CHALLENGE: Without including any pictures, write out all the entries exactly.

INPUT:
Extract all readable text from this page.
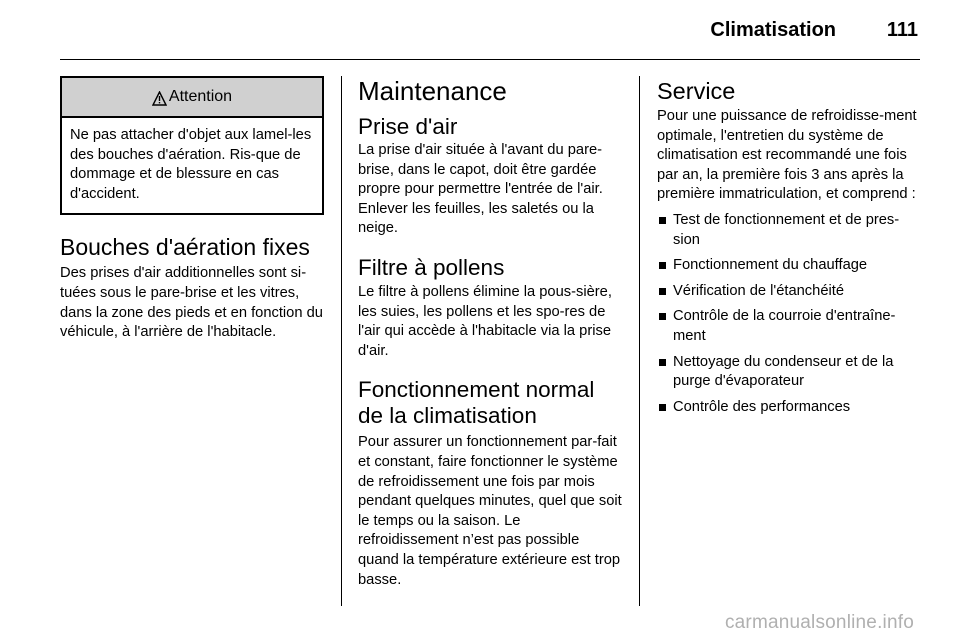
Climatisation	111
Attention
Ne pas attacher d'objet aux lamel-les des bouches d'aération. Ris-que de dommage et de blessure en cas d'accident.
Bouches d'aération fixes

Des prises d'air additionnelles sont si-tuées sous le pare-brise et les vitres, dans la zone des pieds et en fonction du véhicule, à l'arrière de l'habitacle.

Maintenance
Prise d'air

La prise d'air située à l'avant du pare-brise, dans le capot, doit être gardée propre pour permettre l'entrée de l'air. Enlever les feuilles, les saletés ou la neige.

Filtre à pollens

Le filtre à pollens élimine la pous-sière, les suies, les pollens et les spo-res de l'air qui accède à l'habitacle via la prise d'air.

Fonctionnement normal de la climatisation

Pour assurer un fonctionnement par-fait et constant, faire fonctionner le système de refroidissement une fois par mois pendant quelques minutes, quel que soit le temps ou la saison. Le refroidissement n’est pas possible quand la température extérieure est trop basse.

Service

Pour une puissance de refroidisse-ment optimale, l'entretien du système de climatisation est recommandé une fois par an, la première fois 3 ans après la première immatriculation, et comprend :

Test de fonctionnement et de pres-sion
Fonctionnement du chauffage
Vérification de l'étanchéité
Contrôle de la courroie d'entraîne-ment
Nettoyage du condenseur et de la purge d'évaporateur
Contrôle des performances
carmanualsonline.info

FULL RESPONSE:
Extract all readable text from this page.
Climatisation	111
Attention
Ne pas attacher d'objet aux lamel-les des bouches d'aération. Ris-que de dommage et de blessure en cas d'accident.
Bouches d'aération fixes

Des prises d'air additionnelles sont si-tuées sous le pare-brise et les vitres, dans la zone des pieds et en fonction du véhicule, à l'arrière de l'habitacle.

Maintenance
Prise d'air

La prise d'air située à l'avant du pare-brise, dans le capot, doit être gardée propre pour permettre l'entrée de l'air. Enlever les feuilles, les saletés ou la neige.

Filtre à pollens

Le filtre à pollens élimine la pous-sière, les suies, les pollens et les spo-res de l'air qui accède à l'habitacle via la prise d'air.

Fonctionnement normal de la climatisation

Pour assurer un fonctionnement par-fait et constant, faire fonctionner le système de refroidissement une fois par mois pendant quelques minutes, quel que soit le temps ou la saison. Le refroidissement n’est pas possible quand la température extérieure est trop basse.

Service

Pour une puissance de refroidisse-ment optimale, l'entretien du système de climatisation est recommandé une fois par an, la première fois 3 ans après la première immatriculation, et comprend :

Test de fonctionnement et de pres-sion
Fonctionnement du chauffage
Vérification de l'étanchéité
Contrôle de la courroie d'entraîne-ment
Nettoyage du condenseur et de la purge d'évaporateur
Contrôle des performances
carmanualsonline.info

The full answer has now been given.